**Description of the task:** Consider the records below. How many of their lines include the word "이용목적"? State the number and nothing else.
-----
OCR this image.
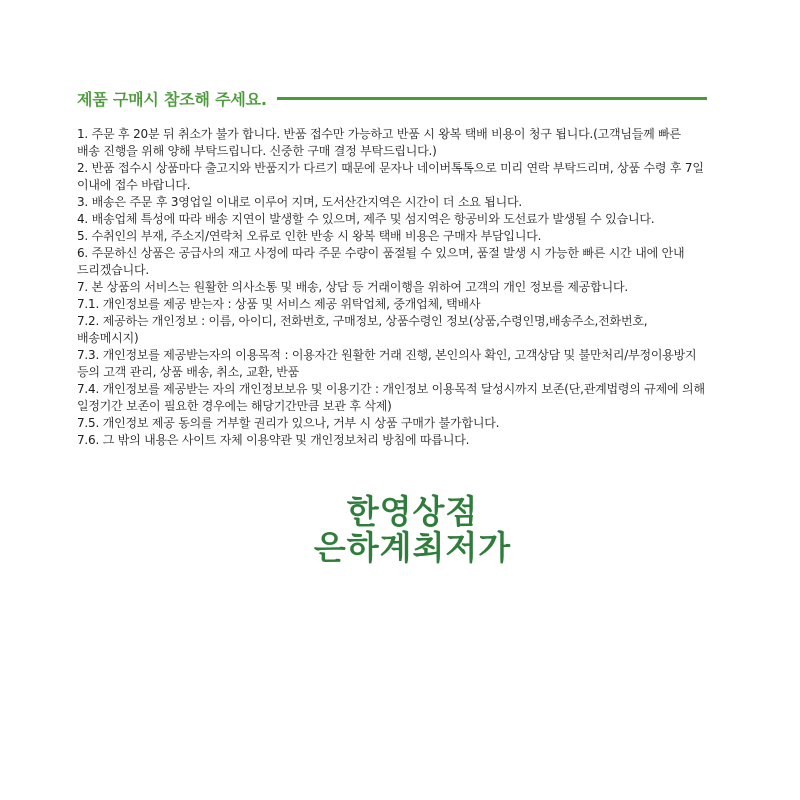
제품 구매시 참조해 주세요.
1. 주문 후 20분 뒤 취소가 불가 합니다. 반품 접수만 가능하고 반품 시 왕복 택배 비용이 청구 됩니다.(고객님들께 빠른 배송 진행을 위해 양해 부탁드립니다. 신중한 구매 결정 부탁드립니다.)
2. 반품 접수시 상품마다 출고지와 반품지가 다르기 때문에 문자나 네이버톡톡으로 미리 연락 부탁드리며, 상품 수령 후 7일 이내에 접수 바랍니다.
3. 배송은 주문 후 3영업일 이내로 이루어 지며, 도서산간지역은 시간이 더 소요 됩니다.
4. 배송업체 특성에 따라 배송 지연이 발생할 수 있으며, 제주 및 섬지역은 항공비와 도선료가 발생될 수 있습니다.
5. 수취인의 부재, 주소지/연락처 오류로 인한 반송 시 왕복 택배 비용은 구매자 부담입니다.
6. 주문하신 상품은 공급사의 재고 사정에 따라 주문 수량이 품절될 수 있으며, 품절 발생 시 가능한 빠른 시간 내에 안내 드리겠습니다.
7. 본 상품의 서비스는 원활한 의사소통 및 배송, 상담 등 거래이행을 위하여 고객의 개인 정보를 제공합니다.
7.1. 개인정보를 제공 받는자 : 상품 및 서비스 제공 위탁업체, 중개업체, 택배사
7.2. 제공하는 개인정보 : 이름, 아이디, 전화번호, 구매정보, 상품수령인 정보(상품,수령인명,배송주소,전화번호,배송메시지)
7.3. 개인정보를 제공받는자의 이용목적 : 이용자간 원활한 거래 진행, 본인의사 확인, 고객상담 및 불만처리/부정이용방지 등의 고객 관리, 상품 배송, 취소, 교환, 반품
7.4. 개인정보를 제공받는 자의 개인정보보유 및 이용기간 : 개인정보 이용목적 달성시까지 보존(단,관계법령의 규제에 의해 일정기간 보존이 필요한 경우에는 해당기간만큼 보관 후 삭제)
7.5. 개인정보 제공 동의를 거부할 권리가 있으나, 거부 시 상품 구매가 불가합니다.
7.6. 그 밖의 내용은 사이트 자체 이용약관 및 개인정보처리 방침에 따릅니다.
한영상점
은하계최저가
-----
**Solution:** 2